== Recorded data ==
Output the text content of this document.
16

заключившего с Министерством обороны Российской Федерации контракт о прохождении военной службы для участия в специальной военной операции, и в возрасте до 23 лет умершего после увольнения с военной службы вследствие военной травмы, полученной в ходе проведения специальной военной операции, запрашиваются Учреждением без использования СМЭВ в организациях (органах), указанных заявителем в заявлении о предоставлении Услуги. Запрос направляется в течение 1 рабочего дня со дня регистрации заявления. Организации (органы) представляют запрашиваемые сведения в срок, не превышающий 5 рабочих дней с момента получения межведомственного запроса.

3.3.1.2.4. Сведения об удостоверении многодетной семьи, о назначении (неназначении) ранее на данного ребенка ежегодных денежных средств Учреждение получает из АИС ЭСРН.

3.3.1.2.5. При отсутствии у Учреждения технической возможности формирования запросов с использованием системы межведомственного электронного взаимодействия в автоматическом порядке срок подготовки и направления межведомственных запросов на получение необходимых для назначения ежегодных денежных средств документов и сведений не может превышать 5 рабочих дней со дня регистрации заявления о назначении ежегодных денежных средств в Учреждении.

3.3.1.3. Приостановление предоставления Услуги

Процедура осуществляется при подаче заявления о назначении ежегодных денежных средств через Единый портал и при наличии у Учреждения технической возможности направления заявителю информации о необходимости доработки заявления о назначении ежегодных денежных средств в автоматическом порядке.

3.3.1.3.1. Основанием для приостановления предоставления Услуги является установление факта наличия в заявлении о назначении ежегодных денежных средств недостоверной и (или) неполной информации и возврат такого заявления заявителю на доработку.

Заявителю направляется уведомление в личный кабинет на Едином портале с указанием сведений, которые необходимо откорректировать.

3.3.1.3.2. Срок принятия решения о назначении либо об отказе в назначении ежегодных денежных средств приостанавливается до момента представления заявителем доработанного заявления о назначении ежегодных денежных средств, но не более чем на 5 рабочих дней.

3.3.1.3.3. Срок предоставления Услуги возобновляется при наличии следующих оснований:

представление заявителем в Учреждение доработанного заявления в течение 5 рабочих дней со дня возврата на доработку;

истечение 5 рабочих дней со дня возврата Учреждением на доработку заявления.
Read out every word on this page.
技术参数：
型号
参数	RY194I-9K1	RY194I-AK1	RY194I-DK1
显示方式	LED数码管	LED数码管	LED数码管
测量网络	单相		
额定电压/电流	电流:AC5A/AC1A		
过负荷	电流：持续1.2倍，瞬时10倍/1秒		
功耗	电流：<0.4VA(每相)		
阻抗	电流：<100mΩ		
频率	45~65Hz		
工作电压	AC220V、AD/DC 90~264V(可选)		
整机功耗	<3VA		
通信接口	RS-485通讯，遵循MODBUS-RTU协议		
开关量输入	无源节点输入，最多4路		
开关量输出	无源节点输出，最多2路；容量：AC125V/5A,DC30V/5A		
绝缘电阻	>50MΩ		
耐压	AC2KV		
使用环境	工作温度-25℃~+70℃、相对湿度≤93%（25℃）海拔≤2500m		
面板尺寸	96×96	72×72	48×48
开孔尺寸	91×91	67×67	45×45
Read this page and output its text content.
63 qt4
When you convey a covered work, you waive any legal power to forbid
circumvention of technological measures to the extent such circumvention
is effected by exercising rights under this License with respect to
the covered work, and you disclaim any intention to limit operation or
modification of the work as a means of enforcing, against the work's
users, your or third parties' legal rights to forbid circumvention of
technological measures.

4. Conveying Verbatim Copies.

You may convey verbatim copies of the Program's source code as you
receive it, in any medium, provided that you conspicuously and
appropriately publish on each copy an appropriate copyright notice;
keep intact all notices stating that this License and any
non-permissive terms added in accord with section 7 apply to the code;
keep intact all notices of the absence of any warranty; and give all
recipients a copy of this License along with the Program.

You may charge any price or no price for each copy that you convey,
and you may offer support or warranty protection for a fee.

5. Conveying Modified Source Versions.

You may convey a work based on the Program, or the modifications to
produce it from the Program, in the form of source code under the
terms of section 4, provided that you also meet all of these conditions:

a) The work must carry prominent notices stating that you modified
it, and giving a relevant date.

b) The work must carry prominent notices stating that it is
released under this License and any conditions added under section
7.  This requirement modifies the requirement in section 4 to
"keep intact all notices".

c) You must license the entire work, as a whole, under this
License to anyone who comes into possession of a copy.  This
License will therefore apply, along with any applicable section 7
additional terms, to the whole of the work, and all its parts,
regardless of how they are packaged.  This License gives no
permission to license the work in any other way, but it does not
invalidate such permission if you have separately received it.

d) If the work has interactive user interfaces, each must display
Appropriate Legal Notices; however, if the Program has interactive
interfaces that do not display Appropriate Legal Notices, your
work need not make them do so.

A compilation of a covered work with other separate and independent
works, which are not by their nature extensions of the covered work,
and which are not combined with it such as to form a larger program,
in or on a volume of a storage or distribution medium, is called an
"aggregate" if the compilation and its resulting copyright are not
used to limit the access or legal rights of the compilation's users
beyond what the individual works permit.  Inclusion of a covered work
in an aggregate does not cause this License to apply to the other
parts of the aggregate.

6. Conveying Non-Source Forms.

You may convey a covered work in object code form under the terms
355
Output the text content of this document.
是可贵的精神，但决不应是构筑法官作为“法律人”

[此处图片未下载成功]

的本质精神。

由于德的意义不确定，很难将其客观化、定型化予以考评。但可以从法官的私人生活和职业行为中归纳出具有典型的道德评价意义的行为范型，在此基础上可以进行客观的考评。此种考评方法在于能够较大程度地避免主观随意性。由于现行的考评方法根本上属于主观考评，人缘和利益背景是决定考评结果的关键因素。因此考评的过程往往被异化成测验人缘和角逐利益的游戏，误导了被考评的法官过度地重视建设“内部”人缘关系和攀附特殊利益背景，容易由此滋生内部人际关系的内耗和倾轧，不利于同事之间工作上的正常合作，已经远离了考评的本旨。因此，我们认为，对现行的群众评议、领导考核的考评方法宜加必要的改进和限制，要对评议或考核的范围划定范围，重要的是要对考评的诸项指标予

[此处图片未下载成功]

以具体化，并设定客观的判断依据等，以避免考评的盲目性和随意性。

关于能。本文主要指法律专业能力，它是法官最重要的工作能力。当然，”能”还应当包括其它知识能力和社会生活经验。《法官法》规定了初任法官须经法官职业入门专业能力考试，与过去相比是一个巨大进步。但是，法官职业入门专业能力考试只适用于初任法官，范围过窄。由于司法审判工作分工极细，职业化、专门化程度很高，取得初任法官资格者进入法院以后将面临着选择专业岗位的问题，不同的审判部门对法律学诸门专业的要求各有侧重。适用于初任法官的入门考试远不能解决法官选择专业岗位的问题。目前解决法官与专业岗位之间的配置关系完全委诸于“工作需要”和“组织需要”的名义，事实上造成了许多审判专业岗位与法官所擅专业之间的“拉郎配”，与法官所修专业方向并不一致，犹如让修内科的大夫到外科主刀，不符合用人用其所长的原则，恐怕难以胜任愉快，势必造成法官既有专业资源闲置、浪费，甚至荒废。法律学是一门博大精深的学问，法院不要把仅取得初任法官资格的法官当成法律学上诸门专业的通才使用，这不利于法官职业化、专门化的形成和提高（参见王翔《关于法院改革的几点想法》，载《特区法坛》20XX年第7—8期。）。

== Task brief ==
Give the count of lines in the listing above that include "keep", with no other words.

== Expected answer ==
3